Le soleil tape sur la carcasse du train qui gît immobile au beau milieu du désert de Nubie. Nous sommes dans de beaux draps. Quand je regarde autour, je me demande sérieusement de quel côté vont arriver les secours. À gauche, du sable. À droite, du sable. Devant, du sable. Et derrière, je vous laisse deviner! Y'a rien comme un bon défi intellectuel le samedi matin (ne vous en faites pas, je vous donnerai des indices tout au long de la chronique).

Heureusement, le wagon qui a déraillé n'a pas basculé. Il est sorti de ses gonds et a détruit les traverses de bois sur un bon 500 mètres. Mais il demeure debout. Juste pas au bon endroit.

Le plus important, c'est que personne n'a été blessé. J'interpelle Modi, mon nouvel ami, qui vient de Juba, dans le sud du Soudan.

Qu'est-ce qu'on fait maintenant, Modi?

Modi hausse les épaules.

On se met tous ensemble, on soulève le wagon et on le replace sur les rails!

T'es fou? Ça doit peser au moins 50 tonnes, c'te machin-là!

★ ★ ★ ★

§ Tâches à réaliser:
1. Extrayez de la chronique du désert de Nubie, sans la moindre modification, le passage qui s'ouvre sur les mots contenant «Heureusement, le wagon» et se termine par «tonnes, c'te machin-là!».
2. Répondez aux questions suivantes d'après la chronique du désert de Nubie :
(a) De quelle ville vient Modi ?
(b) Sur quelle distance les traverses de bois ont-elles été détruites ?
(c) Quel poids minimal le narrateur attribue-t-il au wagon ?
3. Rédigez la suite de la chronique du désert de Nubie, en partant de sa dernière phrase.

§ Liste des lignes:
★ ★ ★ ★

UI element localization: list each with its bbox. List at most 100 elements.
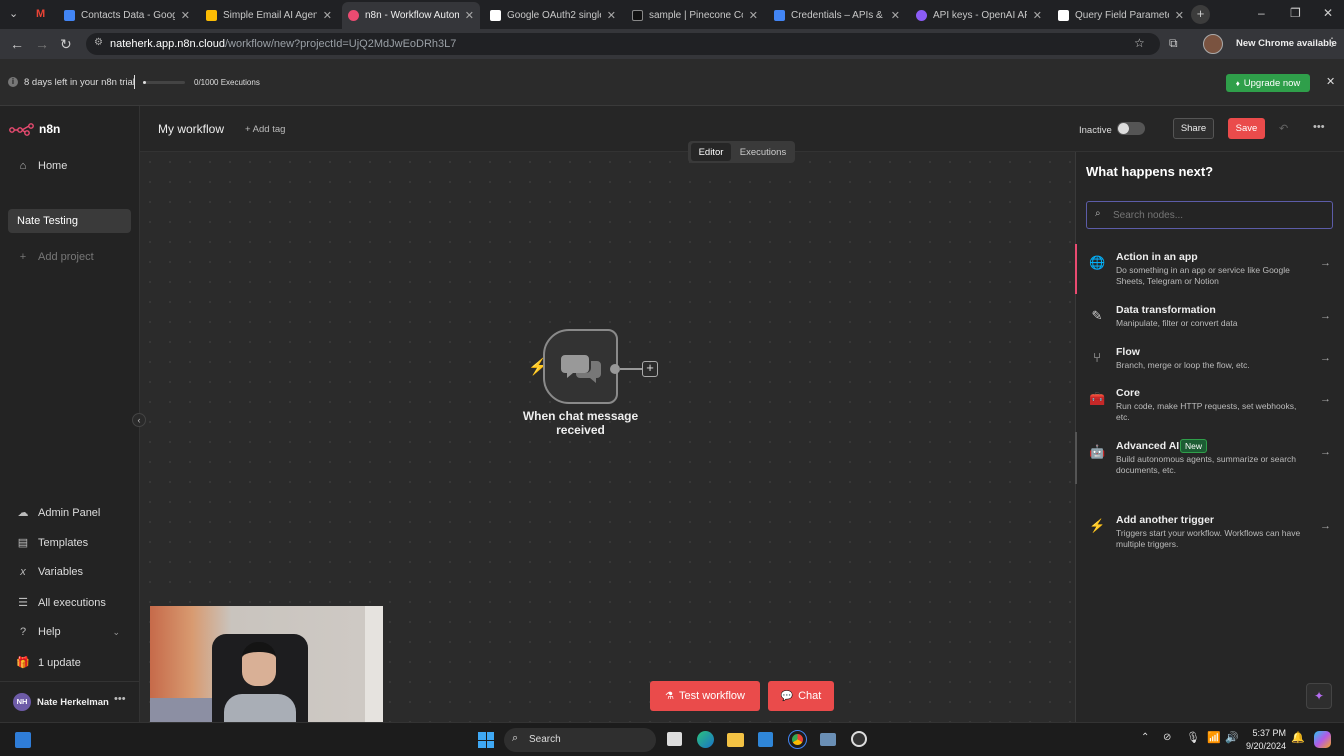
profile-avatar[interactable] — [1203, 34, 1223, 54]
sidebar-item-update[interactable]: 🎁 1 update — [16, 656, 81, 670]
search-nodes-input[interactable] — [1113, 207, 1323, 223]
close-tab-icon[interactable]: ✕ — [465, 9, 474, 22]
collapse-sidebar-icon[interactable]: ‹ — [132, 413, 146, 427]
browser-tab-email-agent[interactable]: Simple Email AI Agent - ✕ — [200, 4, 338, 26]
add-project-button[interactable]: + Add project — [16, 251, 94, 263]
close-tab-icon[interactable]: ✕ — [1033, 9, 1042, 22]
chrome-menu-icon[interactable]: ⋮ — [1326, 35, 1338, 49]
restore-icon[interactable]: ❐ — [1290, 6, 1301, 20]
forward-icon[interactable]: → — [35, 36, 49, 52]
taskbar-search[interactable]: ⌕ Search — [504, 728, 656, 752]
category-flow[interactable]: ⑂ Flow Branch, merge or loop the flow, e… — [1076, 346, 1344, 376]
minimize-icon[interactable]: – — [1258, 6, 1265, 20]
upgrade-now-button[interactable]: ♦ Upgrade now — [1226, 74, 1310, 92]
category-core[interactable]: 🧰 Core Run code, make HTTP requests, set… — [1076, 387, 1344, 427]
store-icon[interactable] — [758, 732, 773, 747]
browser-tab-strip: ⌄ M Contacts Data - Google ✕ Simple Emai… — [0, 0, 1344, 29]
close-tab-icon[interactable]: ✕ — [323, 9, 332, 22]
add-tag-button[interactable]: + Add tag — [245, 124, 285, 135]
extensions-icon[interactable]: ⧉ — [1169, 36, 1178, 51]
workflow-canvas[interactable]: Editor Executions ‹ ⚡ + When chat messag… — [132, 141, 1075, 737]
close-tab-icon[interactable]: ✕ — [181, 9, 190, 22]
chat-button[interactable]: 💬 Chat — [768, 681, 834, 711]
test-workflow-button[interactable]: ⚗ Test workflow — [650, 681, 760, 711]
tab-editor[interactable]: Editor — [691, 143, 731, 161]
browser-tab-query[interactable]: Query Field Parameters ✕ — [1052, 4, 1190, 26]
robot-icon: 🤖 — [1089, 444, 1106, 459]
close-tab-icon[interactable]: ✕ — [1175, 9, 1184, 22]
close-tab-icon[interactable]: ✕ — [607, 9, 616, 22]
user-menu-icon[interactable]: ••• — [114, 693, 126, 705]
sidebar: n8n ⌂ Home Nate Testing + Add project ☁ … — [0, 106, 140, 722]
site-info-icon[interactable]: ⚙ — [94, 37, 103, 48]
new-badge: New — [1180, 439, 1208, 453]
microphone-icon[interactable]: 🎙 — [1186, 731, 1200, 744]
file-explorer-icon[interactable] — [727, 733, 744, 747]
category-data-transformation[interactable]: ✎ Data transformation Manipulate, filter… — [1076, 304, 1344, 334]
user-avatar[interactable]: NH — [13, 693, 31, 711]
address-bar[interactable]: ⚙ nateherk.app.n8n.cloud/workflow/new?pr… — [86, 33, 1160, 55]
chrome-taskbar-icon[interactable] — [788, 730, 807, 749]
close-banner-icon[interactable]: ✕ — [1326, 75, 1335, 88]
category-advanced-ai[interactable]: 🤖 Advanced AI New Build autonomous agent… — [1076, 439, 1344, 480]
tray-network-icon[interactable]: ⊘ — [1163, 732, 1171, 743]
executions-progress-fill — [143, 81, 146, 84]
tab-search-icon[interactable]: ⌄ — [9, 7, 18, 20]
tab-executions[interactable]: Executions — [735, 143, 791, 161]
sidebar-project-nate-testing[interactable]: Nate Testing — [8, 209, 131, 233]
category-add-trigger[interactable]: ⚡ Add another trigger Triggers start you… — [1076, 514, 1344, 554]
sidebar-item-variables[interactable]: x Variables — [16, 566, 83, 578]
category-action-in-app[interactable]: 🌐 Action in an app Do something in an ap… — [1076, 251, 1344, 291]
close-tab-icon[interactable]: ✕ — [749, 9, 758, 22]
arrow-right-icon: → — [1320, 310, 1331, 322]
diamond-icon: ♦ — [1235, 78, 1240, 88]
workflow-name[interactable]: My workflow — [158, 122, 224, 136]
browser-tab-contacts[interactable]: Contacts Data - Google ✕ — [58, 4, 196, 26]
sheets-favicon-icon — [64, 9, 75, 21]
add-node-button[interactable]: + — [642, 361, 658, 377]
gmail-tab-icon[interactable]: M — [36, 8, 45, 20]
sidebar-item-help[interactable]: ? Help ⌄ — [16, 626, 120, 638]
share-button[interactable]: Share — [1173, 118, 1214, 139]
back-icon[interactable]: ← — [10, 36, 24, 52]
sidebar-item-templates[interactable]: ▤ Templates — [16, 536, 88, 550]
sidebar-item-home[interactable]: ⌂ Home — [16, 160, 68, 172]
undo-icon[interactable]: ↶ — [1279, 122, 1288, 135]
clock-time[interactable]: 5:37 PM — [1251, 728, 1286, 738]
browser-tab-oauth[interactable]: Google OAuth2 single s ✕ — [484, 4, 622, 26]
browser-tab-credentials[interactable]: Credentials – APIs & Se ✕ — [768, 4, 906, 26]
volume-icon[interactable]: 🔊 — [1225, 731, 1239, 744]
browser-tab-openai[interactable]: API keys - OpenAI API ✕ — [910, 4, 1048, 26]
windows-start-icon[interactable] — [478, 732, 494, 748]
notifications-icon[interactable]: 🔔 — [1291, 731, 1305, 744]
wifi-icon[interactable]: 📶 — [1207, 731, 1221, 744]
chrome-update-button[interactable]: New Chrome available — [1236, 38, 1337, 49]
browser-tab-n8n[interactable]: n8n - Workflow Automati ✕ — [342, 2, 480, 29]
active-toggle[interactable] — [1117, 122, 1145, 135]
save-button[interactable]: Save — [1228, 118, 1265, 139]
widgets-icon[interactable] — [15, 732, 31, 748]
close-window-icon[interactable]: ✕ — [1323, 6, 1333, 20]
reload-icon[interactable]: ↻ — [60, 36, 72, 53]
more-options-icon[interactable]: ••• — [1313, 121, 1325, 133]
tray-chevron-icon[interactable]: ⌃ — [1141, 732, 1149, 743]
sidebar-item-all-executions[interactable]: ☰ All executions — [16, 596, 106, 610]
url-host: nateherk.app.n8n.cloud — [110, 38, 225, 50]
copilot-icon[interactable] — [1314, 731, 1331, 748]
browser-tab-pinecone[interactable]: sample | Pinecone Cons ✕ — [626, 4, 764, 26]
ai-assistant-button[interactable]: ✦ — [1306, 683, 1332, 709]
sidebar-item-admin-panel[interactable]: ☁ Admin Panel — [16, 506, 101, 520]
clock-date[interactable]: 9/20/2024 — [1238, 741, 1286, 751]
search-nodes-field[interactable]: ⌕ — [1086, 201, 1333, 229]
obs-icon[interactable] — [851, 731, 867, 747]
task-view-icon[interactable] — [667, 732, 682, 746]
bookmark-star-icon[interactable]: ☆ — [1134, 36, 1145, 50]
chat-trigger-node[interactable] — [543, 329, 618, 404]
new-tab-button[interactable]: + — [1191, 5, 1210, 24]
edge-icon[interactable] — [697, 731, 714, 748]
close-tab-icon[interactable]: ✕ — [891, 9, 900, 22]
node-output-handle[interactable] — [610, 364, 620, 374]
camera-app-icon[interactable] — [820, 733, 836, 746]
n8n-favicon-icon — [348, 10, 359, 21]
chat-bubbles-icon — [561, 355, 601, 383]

★ ★ ★ ★

§ Réponses aux exercices:
1.
Heureusement, le wagon qui a déraillé n'a pas basculé. Il est sorti de ses gonds et a détruit les traverses de bois sur un bon 500 mètres. Mais il demeure debout. Juste pas au bon endroit.

Le plus important, c'est que personne n'a été blessé. J'interpelle Modi, mon nouvel ami, qui vient de Juba, dans le sud du Soudan.

Qu'est-ce qu'on fait maintenant, Modi?

Modi hausse les épaules.

On se met tous ensemble, on soulève le wagon et on le replace sur les rails!

T'es fou? Ça doit peser au moins 50 tonnes, c'te machin-là!

2.
(a) De Juba, dans le sud du Soudan.
(b) Sur un bon 500 mètres.
(c) Au moins 50 tonnes.

3.
Modi ricane.

Viens donc manger des dattes.

Nous sortons. Dehors, des passagers, assis (sur le sable) à l'ombre des wagons, s'installent pour le petit-déjeuner; d'autres font déjà la sieste, comme si tout cela n'était pas bien grave. Personne ne panique. Il n'y a aucun signe d'impatience. La vie s'est arrêtée ici? Soit! On ne va surtout pas la bousculer.

Modi marche (dans le sable) en direction du soleil.

Je le suis. L'astre m'aveugle. Au loin, ce qui apparaît comme une oasis me rappelle que dans le désert, il y a des mirages...

Qu'est-ce que t'en sais, qu'il y a des dattes là-bas, Modi?

Je les vois d'ici.

Pas moi.

C'est parce que tu ne sais pas regarder.

Tu es trop blanc pour un endroit comme celui-ci.

Trop blanc! Ah, toi, mon Modi. C'est peut-être aussi parce que j'ai oublié mes lunettes dans le wagon?

Nous grimpons une butte (de sable).

Maintenant, tu les vois?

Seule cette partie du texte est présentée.